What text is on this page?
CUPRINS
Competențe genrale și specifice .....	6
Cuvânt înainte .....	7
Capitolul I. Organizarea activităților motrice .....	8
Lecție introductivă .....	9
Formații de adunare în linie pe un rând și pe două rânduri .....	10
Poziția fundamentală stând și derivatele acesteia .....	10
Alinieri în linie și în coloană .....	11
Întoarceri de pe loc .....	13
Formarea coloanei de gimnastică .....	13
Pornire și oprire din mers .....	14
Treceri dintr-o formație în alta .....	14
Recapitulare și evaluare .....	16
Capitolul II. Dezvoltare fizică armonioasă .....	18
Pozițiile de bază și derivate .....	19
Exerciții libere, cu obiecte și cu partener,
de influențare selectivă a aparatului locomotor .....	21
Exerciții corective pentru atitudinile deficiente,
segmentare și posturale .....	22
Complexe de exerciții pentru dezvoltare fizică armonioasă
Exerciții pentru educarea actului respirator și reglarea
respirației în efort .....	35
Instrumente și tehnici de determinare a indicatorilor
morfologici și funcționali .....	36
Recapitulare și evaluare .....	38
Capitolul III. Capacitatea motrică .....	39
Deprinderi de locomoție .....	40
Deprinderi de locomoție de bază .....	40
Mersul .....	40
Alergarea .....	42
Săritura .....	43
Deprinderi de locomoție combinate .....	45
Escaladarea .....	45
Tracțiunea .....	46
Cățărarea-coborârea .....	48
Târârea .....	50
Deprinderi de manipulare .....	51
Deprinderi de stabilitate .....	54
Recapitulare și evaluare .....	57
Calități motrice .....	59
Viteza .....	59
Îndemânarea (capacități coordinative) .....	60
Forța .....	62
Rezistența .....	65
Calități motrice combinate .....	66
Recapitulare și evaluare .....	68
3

#### [What you are asked to do]
Among the entries above, how many lines hold the word "combinate"? Reply with only that number.

#### [Solution below]
2